- [DESCRIPTION OF THE TASK] Each entry below should be written out exactly as it is, with no pictures.

- [DATASET EXCERPTS]
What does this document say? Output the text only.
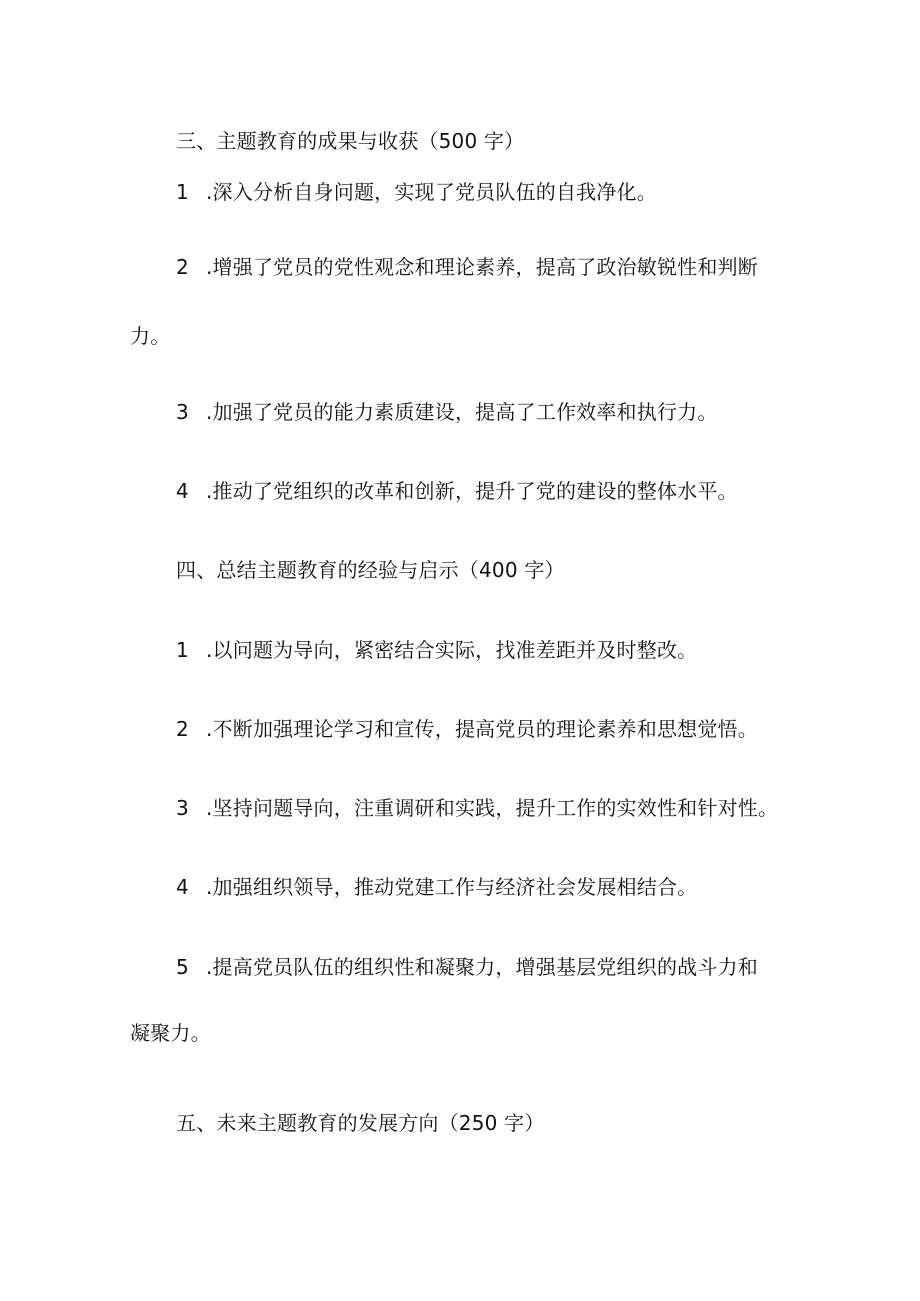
三、主题教育的成果与收获（500 字）
1 .深入分析自身问题，实现了党员队伍的自我净化。
2 .增强了党员的党性观念和理论素养，提高了政治敏锐性和判断
力。
3 .加强了党员的能力素质建设，提高了工作效率和执行力。
4 .推动了党组织的改革和创新，提升了党的建设的整体水平。
四、总结主题教育的经验与启示（400 字）
1 .以问题为导向，紧密结合实际，找准差距并及时整改。
2 .不断加强理论学习和宣传，提高党员的理论素养和思想觉悟。
3 .坚持问题导向，注重调研和实践，提升工作的实效性和针对性。
4 .加强组织领导，推动党建工作与经济社会发展相结合。
5 .提高党员队伍的组织性和凝聚力，增强基层党组织的战斗力和
凝聚力。
五、未来主题教育的发展方向（250 字）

- [RESULT FOR THIS TASK]
What does this document say? Output the text only.
三、主题教育的成果与收获（500 字）
1 .深入分析自身问题，实现了党员队伍的自我净化。
2 .增强了党员的党性观念和理论素养，提高了政治敏锐性和判断
力。
3 .加强了党员的能力素质建设，提高了工作效率和执行力。
4 .推动了党组织的改革和创新，提升了党的建设的整体水平。
四、总结主题教育的经验与启示（400 字）
1 .以问题为导向，紧密结合实际，找准差距并及时整改。
2 .不断加强理论学习和宣传，提高党员的理论素养和思想觉悟。
3 .坚持问题导向，注重调研和实践，提升工作的实效性和针对性。
4 .加强组织领导，推动党建工作与经济社会发展相结合。
5 .提高党员队伍的组织性和凝聚力，增强基层党组织的战斗力和
凝聚力。
五、未来主题教育的发展方向（250 字）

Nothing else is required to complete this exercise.